* [小問 1]: 石見銀山の訪問記を、一字一句変えずに全文書き写してください。

:: 提供テキスト

雲大社への参拝を終えた帰路、かねてから訪れたいと思っていた世界遺産に登録された銀山として名高い石見銀山を見学してきた。石見銀山がある場所は島根県大田市で、出雲市からのアクセスも比較的良好だ。今回は公共交通機関を利用した石見銀山での観光体験をもとに、効率的な回り方をご紹介したい。
石見銀山へのアクセスと基本情報
石見銀山までは大田市駅からのバスを利用することになる。車以外の交通手段としてはバスしかないため、車を運転しない私にとってはバス以外の選択肢はなかった。出雲市駅からJR山陰本線に乗って大田市駅へ向かう。ちなみに大田市は「おおだし」と読む。私は最初「おおたし」だと思い込んでいたが、地元の方に訂正されて恥ずかしい思いをした。

::::
:: 提供記録

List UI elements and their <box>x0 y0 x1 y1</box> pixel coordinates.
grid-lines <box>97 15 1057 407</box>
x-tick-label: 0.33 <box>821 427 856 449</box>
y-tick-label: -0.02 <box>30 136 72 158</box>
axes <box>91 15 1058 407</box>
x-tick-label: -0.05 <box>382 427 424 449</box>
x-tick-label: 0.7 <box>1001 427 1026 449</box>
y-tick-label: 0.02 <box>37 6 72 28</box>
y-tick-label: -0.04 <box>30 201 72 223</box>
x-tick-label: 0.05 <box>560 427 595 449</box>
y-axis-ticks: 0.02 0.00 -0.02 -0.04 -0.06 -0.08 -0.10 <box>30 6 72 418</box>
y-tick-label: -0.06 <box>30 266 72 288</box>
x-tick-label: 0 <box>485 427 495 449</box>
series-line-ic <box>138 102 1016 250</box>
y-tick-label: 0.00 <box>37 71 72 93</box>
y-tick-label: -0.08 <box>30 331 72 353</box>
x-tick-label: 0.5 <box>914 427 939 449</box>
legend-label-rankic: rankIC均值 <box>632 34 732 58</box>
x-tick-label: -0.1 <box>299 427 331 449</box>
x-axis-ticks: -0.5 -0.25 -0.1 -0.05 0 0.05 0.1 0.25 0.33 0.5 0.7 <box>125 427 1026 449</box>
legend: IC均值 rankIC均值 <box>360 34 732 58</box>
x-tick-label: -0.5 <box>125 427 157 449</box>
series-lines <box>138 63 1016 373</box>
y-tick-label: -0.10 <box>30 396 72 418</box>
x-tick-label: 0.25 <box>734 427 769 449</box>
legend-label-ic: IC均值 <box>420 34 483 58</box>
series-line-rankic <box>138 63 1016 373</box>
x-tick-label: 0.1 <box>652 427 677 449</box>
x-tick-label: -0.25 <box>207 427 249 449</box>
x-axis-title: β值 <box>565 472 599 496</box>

::::

* [小問 2]: 記録のうち、文字列「series」を含む行はいくつありますか？大文字と小文字は区別し、数だけを答えてください。

* [演習結果 1]:
雲大社への参拝を終えた帰路、かねてから訪れたいと思っていた世界遺産に登録された銀山として名高い石見銀山を見学してきた。石見銀山がある場所は島根県大田市で、出雲市からのアクセスも比較的良好だ。今回は公共交通機関を利用した石見銀山での観光体験をもとに、効率的な回り方をご紹介したい。
石見銀山へのアクセスと基本情報
石見銀山までは大田市駅からのバスを利用することになる。車以外の交通手段としてはバスしかないため、車を運転しない私にとってはバス以外の選択肢はなかった。出雲市駅からJR山陰本線に乗って大田市駅へ向かう。ちなみに大田市は「おおだし」と読む。私は最初「おおたし」だと思い込んでいたが、地元の方に訂正されて恥ずかしい思いをした。

* [演習結果 2]: 3